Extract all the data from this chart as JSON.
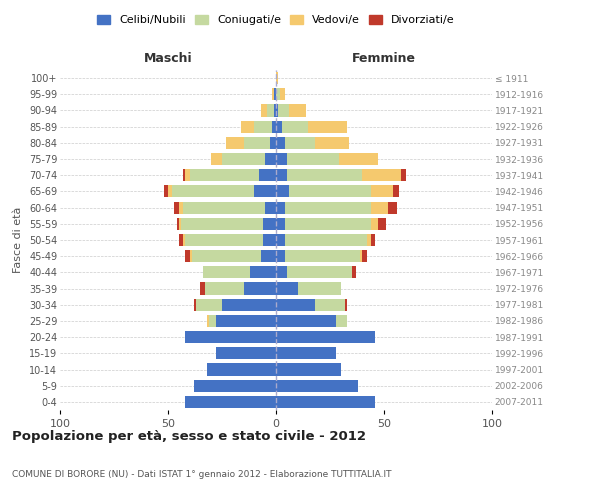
{
  "age_groups": [
    "0-4",
    "5-9",
    "10-14",
    "15-19",
    "20-24",
    "25-29",
    "30-34",
    "35-39",
    "40-44",
    "45-49",
    "50-54",
    "55-59",
    "60-64",
    "65-69",
    "70-74",
    "75-79",
    "80-84",
    "85-89",
    "90-94",
    "95-99",
    "100+"
  ],
  "birth_years": [
    "2007-2011",
    "2002-2006",
    "1997-2001",
    "1992-1996",
    "1987-1991",
    "1982-1986",
    "1977-1981",
    "1972-1976",
    "1967-1971",
    "1962-1966",
    "1957-1961",
    "1952-1956",
    "1947-1951",
    "1942-1946",
    "1937-1941",
    "1932-1936",
    "1927-1931",
    "1922-1926",
    "1917-1921",
    "1912-1916",
    "≤ 1911"
  ],
  "colors": {
    "celibe": "#4472c4",
    "coniugato": "#c5d9a0",
    "vedovo": "#f5c96e",
    "divorziato": "#c0392b"
  },
  "maschi": {
    "celibe": [
      42,
      38,
      32,
      28,
      42,
      28,
      25,
      15,
      12,
      7,
      6,
      6,
      5,
      10,
      8,
      5,
      3,
      2,
      1,
      1,
      0
    ],
    "coniugato": [
      0,
      0,
      0,
      0,
      0,
      3,
      12,
      18,
      22,
      32,
      36,
      38,
      38,
      38,
      32,
      20,
      12,
      8,
      3,
      0,
      0
    ],
    "vedovo": [
      0,
      0,
      0,
      0,
      0,
      1,
      0,
      0,
      0,
      1,
      1,
      1,
      2,
      2,
      2,
      5,
      8,
      6,
      3,
      1,
      0
    ],
    "divorziato": [
      0,
      0,
      0,
      0,
      0,
      0,
      1,
      2,
      0,
      2,
      2,
      1,
      2,
      2,
      1,
      0,
      0,
      0,
      0,
      0,
      0
    ]
  },
  "femmine": {
    "celibe": [
      46,
      38,
      30,
      28,
      46,
      28,
      18,
      10,
      5,
      4,
      4,
      4,
      4,
      6,
      5,
      5,
      4,
      3,
      1,
      0,
      0
    ],
    "coniugato": [
      0,
      0,
      0,
      0,
      0,
      5,
      14,
      20,
      30,
      35,
      38,
      40,
      40,
      38,
      35,
      24,
      14,
      12,
      5,
      2,
      0
    ],
    "vedovo": [
      0,
      0,
      0,
      0,
      0,
      0,
      0,
      0,
      0,
      1,
      2,
      3,
      8,
      10,
      18,
      18,
      16,
      18,
      8,
      2,
      1
    ],
    "divorziato": [
      0,
      0,
      0,
      0,
      0,
      0,
      1,
      0,
      2,
      2,
      2,
      4,
      4,
      3,
      2,
      0,
      0,
      0,
      0,
      0,
      0
    ]
  },
  "xlim": 100,
  "title": "Popolazione per età, sesso e stato civile - 2012",
  "subtitle": "COMUNE DI BORORE (NU) - Dati ISTAT 1° gennaio 2012 - Elaborazione TUTTITALIA.IT",
  "xlabel_left": "Maschi",
  "xlabel_right": "Femmine",
  "ylabel_left": "Fasce di età",
  "legend_labels": [
    "Celibi/Nubili",
    "Coniugati/e",
    "Vedovi/e",
    "Divorziati/e"
  ]
}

▶ SET TASK: Write out every line above exactly as it is, leaving out the pictures.

▶ REPLY:
Extract all the data from this chart as JSON.
{
  "age_groups": [
    "0-4",
    "5-9",
    "10-14",
    "15-19",
    "20-24",
    "25-29",
    "30-34",
    "35-39",
    "40-44",
    "45-49",
    "50-54",
    "55-59",
    "60-64",
    "65-69",
    "70-74",
    "75-79",
    "80-84",
    "85-89",
    "90-94",
    "95-99",
    "100+"
  ],
  "birth_years": [
    "2007-2011",
    "2002-2006",
    "1997-2001",
    "1992-1996",
    "1987-1991",
    "1982-1986",
    "1977-1981",
    "1972-1976",
    "1967-1971",
    "1962-1966",
    "1957-1961",
    "1952-1956",
    "1947-1951",
    "1942-1946",
    "1937-1941",
    "1932-1936",
    "1927-1931",
    "1922-1926",
    "1917-1921",
    "1912-1916",
    "≤ 1911"
  ],
  "colors": {
    "celibe": "#4472c4",
    "coniugato": "#c5d9a0",
    "vedovo": "#f5c96e",
    "divorziato": "#c0392b"
  },
  "maschi": {
    "celibe": [
      42,
      38,
      32,
      28,
      42,
      28,
      25,
      15,
      12,
      7,
      6,
      6,
      5,
      10,
      8,
      5,
      3,
      2,
      1,
      1,
      0
    ],
    "coniugato": [
      0,
      0,
      0,
      0,
      0,
      3,
      12,
      18,
      22,
      32,
      36,
      38,
      38,
      38,
      32,
      20,
      12,
      8,
      3,
      0,
      0
    ],
    "vedovo": [
      0,
      0,
      0,
      0,
      0,
      1,
      0,
      0,
      0,
      1,
      1,
      1,
      2,
      2,
      2,
      5,
      8,
      6,
      3,
      1,
      0
    ],
    "divorziato": [
      0,
      0,
      0,
      0,
      0,
      0,
      1,
      2,
      0,
      2,
      2,
      1,
      2,
      2,
      1,
      0,
      0,
      0,
      0,
      0,
      0
    ]
  },
  "femmine": {
    "celibe": [
      46,
      38,
      30,
      28,
      46,
      28,
      18,
      10,
      5,
      4,
      4,
      4,
      4,
      6,
      5,
      5,
      4,
      3,
      1,
      0,
      0
    ],
    "coniugato": [
      0,
      0,
      0,
      0,
      0,
      5,
      14,
      20,
      30,
      35,
      38,
      40,
      40,
      38,
      35,
      24,
      14,
      12,
      5,
      2,
      0
    ],
    "vedovo": [
      0,
      0,
      0,
      0,
      0,
      0,
      0,
      0,
      0,
      1,
      2,
      3,
      8,
      10,
      18,
      18,
      16,
      18,
      8,
      2,
      1
    ],
    "divorziato": [
      0,
      0,
      0,
      0,
      0,
      0,
      1,
      0,
      2,
      2,
      2,
      4,
      4,
      3,
      2,
      0,
      0,
      0,
      0,
      0,
      0
    ]
  },
  "xlim": 100,
  "title": "Popolazione per età, sesso e stato civile - 2012",
  "subtitle": "COMUNE DI BORORE (NU) - Dati ISTAT 1° gennaio 2012 - Elaborazione TUTTITALIA.IT",
  "xlabel_left": "Maschi",
  "xlabel_right": "Femmine",
  "ylabel_left": "Fasce di età",
  "legend_labels": [
    "Celibi/Nubili",
    "Coniugati/e",
    "Vedovi/e",
    "Divorziati/e"
  ]
}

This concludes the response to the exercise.